**Set task**
Search the listing below for the string "syntax" and copy every line where it occurs.

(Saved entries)

+ + + + +

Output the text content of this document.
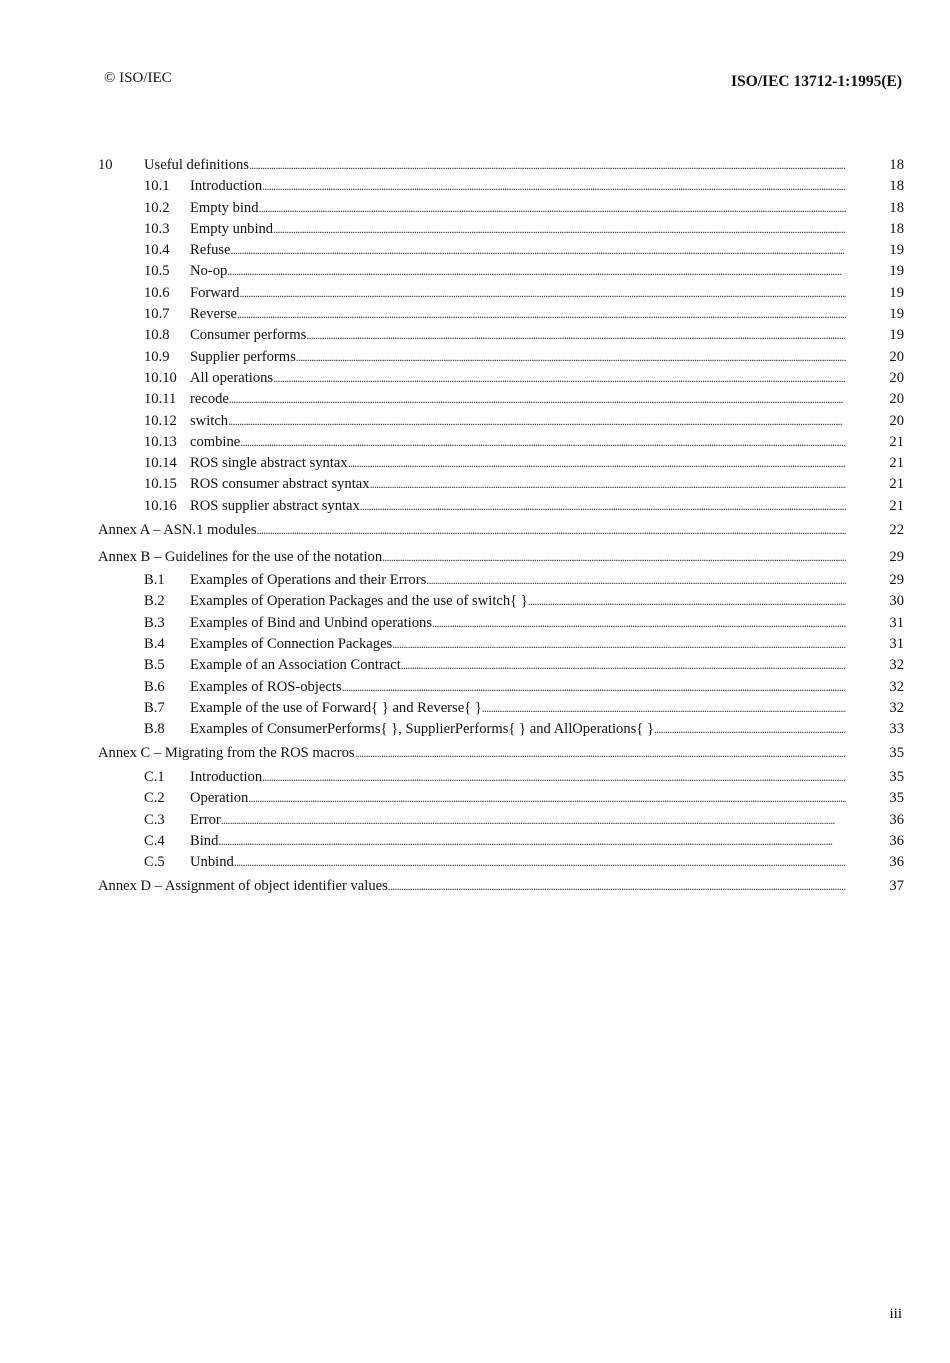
© ISO/IEC	ISO/IEC 13712-1:1995(E)
10	Useful definitions . . .	18
10.1	Introduction . . .	18
10.2	Empty bind . . .	18
10.3	Empty unbind . . .	18
10.4	Refuse . . .	19
10.5	No-op . . .	19
10.6	Forward . . .	19
10.7	Reverse . . .	19
10.8	Consumer performs . . .	19
10.9	Supplier performs . . .	20
10.10 All operations . . .	20
10.11 recode . . .	20
10.12 switch . . .	20
10.13 combine . . .	21
10.14 ROS single abstract syntax . . .	21
10.15 ROS consumer abstract syntax . . .	21
10.16 ROS supplier abstract syntax . . .	21
Annex A – ASN.1 modules . . .	22
Annex B – Guidelines for the use of the notation . . .	29
B.1	Examples of Operations and their Errors . . .	29
B.2	Examples of Operation Packages and the use of switch{ } . . .	30
B.3	Examples of Bind and Unbind operations . . .	31
B.4	Examples of Connection Packages . . .	31
B.5	Example of an Association Contract . . .	32
B.6	Examples of ROS-objects . . .	32
B.7	Example of the use of Forward{ } and Reverse{ } . . .	32
B.8	Examples of ConsumerPerforms{ }, SupplierPerforms{ } and AllOperations{ } . . .	33
Annex C – Migrating from the ROS macros . . .	35
C.1	Introduction . . .	35
C.2	Operation . . .	35
C.3	Error . . .	36
C.4	Bind . . .	36
C.5	Unbind . . .	36
Annex D – Assignment of object identifier values . . .	37
iii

+ + + + +

**Full solution**
10.14 ROS single abstract syntax . . .	21
10.15 ROS consumer abstract syntax . . .	21
10.16 ROS supplier abstract syntax . . .	21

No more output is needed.